AIM:
Find every line of the listing below where "Регулировать" appears, and copy it.

## start RECORDS

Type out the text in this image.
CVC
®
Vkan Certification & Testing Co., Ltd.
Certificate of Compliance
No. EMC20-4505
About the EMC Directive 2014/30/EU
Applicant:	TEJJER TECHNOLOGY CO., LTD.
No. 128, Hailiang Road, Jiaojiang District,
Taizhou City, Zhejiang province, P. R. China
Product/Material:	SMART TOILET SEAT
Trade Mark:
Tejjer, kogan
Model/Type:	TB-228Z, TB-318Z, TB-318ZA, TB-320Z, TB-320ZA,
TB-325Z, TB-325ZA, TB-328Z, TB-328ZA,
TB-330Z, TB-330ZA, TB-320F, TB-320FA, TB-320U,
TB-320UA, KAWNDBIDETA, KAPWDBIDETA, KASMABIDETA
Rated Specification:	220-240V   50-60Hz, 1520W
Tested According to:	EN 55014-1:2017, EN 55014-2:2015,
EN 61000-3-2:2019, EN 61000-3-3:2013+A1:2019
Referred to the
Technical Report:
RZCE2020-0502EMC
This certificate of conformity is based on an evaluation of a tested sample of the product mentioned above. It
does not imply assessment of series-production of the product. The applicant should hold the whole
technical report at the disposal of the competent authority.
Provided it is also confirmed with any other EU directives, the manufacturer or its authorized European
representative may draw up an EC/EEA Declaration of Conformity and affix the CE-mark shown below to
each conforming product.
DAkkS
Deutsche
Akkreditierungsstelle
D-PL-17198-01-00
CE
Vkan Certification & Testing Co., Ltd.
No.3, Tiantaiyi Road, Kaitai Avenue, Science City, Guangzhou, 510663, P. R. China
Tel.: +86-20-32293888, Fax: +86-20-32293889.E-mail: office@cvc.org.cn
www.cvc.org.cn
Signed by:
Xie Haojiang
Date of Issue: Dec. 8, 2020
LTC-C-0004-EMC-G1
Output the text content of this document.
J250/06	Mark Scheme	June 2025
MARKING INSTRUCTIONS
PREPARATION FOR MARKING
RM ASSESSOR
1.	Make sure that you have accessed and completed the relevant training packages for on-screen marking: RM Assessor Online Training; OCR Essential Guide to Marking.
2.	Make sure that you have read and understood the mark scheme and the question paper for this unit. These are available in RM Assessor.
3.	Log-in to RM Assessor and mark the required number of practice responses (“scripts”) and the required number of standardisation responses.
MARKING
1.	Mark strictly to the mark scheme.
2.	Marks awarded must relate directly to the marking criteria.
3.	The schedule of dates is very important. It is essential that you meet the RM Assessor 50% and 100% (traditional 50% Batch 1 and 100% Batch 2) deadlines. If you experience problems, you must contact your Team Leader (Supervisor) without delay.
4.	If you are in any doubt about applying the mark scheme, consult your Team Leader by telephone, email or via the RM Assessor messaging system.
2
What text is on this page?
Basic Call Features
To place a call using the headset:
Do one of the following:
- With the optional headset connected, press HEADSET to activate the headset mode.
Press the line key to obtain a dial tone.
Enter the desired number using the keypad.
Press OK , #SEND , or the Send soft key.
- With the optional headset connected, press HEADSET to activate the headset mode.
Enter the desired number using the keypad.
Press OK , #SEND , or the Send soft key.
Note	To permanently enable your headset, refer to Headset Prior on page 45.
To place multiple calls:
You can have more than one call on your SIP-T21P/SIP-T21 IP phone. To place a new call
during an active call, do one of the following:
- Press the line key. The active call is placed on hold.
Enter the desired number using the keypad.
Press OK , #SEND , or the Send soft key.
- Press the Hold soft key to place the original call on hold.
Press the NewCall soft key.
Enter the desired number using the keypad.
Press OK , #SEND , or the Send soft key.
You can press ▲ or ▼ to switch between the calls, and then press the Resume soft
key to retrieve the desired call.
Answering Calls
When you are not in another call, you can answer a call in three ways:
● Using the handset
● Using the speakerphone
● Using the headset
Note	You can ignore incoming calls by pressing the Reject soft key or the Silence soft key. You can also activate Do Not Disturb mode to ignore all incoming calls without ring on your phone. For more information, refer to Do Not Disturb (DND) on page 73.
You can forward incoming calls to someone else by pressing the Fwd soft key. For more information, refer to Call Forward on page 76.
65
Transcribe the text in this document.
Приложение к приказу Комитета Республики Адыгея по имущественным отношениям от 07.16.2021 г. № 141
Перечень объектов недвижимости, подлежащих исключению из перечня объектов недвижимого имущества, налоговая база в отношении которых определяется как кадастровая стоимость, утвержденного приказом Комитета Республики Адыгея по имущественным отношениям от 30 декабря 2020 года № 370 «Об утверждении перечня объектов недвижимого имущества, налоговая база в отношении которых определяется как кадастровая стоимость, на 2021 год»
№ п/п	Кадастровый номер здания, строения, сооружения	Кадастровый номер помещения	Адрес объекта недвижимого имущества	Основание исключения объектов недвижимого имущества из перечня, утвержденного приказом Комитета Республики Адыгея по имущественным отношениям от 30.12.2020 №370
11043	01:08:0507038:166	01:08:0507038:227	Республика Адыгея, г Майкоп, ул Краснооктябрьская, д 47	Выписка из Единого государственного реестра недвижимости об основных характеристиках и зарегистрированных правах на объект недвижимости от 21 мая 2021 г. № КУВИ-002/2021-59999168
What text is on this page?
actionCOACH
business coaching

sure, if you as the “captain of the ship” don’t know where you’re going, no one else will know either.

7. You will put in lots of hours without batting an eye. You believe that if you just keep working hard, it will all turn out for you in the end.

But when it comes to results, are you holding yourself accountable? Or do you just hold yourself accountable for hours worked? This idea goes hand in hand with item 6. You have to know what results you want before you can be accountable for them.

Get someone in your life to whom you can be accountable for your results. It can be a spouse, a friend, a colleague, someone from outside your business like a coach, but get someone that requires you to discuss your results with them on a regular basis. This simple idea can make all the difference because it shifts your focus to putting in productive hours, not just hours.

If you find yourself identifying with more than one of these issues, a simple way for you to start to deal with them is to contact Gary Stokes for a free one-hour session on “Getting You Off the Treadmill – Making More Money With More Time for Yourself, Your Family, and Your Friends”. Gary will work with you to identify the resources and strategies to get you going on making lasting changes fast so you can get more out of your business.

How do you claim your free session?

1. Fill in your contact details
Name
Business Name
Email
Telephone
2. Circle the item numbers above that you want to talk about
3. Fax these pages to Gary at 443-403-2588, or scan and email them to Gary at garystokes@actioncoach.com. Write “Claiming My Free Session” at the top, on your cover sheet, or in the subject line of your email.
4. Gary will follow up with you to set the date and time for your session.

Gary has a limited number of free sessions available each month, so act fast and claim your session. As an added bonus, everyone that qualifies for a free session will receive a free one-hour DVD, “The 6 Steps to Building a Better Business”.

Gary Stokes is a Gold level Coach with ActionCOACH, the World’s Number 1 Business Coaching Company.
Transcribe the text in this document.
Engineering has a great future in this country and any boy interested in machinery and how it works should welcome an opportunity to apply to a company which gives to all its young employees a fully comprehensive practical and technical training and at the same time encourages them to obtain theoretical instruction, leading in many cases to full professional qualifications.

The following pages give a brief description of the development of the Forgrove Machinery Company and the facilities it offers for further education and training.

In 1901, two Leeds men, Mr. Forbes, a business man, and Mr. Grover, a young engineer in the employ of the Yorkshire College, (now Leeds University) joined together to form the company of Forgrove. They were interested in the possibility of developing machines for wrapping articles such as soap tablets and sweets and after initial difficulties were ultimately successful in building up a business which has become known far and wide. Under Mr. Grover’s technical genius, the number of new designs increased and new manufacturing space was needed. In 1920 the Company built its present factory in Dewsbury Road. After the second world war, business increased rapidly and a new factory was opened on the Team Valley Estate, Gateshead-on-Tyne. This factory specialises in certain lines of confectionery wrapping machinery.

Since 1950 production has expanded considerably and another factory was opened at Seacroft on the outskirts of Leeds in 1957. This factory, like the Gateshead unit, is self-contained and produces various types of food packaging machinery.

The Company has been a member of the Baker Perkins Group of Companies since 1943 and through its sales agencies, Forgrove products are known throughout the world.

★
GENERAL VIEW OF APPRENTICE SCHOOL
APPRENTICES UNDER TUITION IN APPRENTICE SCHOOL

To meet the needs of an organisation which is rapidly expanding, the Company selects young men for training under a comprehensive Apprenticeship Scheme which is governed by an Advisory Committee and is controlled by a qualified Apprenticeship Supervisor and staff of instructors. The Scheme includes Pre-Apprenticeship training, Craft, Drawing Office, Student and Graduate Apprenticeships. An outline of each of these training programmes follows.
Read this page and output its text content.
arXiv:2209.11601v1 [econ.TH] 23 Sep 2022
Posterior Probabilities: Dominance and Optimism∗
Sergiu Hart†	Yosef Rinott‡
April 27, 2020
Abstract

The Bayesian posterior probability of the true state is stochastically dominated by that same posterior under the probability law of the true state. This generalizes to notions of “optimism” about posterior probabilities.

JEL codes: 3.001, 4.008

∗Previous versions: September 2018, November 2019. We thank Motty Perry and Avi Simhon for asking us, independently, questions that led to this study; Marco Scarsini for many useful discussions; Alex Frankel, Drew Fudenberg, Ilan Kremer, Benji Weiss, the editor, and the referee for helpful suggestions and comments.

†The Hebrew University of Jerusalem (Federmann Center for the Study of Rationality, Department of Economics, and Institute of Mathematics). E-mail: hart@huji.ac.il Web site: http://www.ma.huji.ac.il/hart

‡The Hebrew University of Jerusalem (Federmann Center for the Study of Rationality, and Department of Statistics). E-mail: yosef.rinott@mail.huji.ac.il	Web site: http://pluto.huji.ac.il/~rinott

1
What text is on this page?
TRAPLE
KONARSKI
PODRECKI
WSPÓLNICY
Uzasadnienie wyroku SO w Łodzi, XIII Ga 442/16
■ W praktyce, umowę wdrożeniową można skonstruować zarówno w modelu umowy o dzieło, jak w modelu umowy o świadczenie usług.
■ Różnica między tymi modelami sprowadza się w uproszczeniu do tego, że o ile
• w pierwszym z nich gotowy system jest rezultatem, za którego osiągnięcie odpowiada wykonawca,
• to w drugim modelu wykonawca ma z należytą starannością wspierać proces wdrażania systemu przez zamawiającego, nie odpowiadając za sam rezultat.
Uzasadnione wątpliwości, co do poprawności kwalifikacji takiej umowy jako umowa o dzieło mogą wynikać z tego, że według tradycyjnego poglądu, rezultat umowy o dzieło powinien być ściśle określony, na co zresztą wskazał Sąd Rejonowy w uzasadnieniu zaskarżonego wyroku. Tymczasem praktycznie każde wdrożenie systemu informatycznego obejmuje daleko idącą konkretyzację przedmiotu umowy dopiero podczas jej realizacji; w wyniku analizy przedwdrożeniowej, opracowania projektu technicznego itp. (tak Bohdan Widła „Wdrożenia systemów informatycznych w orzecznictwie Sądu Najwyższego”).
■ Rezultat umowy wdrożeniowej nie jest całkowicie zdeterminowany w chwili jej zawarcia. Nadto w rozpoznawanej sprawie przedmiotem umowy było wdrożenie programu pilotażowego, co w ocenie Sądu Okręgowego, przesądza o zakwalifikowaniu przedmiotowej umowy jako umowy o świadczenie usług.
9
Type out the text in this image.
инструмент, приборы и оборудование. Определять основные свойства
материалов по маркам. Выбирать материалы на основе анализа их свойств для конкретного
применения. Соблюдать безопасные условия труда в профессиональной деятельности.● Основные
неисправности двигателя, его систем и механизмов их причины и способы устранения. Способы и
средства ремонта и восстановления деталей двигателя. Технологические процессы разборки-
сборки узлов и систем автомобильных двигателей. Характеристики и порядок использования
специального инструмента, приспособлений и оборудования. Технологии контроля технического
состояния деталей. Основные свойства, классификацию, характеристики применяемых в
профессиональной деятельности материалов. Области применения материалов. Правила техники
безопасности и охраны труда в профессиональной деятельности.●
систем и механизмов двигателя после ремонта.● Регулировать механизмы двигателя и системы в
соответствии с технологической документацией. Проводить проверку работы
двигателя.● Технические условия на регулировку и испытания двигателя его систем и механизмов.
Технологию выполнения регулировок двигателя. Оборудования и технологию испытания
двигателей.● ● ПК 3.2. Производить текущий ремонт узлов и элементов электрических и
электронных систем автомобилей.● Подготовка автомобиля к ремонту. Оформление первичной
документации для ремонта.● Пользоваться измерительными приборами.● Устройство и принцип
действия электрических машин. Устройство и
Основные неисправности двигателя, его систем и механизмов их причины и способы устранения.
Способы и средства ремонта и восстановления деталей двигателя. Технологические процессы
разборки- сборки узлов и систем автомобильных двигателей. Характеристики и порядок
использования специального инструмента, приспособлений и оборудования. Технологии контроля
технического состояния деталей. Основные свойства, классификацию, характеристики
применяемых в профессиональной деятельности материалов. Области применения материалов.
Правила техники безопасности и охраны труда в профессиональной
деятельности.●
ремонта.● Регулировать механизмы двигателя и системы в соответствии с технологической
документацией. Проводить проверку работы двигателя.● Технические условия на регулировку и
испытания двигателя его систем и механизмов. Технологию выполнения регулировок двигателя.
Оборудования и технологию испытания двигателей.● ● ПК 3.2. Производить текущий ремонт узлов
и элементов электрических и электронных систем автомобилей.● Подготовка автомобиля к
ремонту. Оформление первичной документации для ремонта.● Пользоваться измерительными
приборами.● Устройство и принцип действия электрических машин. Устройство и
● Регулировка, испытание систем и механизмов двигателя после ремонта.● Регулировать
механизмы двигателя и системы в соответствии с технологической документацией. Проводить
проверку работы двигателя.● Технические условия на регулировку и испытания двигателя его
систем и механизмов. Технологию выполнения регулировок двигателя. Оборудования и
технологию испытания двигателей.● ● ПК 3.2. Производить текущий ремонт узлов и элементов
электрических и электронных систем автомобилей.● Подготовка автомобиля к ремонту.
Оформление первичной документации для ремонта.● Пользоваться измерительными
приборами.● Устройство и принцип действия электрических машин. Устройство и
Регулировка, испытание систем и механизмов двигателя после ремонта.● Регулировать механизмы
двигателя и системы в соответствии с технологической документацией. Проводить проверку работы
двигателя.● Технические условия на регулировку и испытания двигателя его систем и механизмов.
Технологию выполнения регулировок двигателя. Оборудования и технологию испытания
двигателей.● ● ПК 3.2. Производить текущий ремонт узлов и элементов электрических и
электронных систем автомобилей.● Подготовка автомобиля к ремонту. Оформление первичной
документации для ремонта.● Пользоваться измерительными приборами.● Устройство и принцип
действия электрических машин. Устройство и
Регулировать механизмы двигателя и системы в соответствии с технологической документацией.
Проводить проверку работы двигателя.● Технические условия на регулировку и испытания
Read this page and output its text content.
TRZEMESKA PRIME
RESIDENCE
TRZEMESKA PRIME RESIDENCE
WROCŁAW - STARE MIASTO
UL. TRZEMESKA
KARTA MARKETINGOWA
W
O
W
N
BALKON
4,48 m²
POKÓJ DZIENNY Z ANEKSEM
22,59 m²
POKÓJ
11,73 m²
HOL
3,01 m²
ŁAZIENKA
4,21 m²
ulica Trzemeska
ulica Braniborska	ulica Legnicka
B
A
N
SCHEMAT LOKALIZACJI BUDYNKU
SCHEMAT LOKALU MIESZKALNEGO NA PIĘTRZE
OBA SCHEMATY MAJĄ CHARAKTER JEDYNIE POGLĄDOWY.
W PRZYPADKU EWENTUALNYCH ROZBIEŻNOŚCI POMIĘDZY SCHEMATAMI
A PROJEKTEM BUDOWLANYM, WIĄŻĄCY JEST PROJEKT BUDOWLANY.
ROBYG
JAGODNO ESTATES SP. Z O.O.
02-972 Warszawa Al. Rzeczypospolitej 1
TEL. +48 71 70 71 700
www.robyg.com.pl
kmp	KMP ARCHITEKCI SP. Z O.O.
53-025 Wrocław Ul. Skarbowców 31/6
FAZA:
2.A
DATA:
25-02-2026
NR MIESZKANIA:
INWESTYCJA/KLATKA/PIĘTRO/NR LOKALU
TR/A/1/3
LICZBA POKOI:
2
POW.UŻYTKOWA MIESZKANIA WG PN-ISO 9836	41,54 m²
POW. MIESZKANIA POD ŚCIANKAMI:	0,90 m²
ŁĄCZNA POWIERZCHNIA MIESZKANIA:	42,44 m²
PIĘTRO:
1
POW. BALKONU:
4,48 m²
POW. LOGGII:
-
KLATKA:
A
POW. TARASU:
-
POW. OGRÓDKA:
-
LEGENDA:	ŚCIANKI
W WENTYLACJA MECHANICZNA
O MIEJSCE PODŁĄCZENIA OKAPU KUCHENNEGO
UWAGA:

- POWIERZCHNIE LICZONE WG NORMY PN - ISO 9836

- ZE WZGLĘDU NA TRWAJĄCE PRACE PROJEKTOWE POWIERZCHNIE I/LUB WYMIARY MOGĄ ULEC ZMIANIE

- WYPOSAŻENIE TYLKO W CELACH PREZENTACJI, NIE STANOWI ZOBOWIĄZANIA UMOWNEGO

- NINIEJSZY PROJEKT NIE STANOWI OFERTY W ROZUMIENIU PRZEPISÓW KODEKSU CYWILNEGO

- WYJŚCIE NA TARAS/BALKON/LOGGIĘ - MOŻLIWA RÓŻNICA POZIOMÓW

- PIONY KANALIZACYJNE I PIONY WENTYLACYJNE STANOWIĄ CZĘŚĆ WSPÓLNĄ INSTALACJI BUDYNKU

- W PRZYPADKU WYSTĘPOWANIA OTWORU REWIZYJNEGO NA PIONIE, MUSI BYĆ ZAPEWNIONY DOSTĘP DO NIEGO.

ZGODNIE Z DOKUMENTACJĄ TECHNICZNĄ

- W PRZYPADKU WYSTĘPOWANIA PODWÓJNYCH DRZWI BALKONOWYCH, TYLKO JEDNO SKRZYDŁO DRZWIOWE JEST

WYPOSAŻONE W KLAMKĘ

## end RECORDS

THE REPLY:
систем и механизмов двигателя после ремонта.● Регулировать механизмы двигателя и системы в
ремонта.● Регулировать механизмы двигателя и системы в соответствии с технологической
● Регулировка, испытание систем и механизмов двигателя после ремонта.● Регулировать
Регулировка, испытание систем и механизмов двигателя после ремонта.● Регулировать механизмы
Регулировать механизмы двигателя и системы в соответствии с технологической документацией.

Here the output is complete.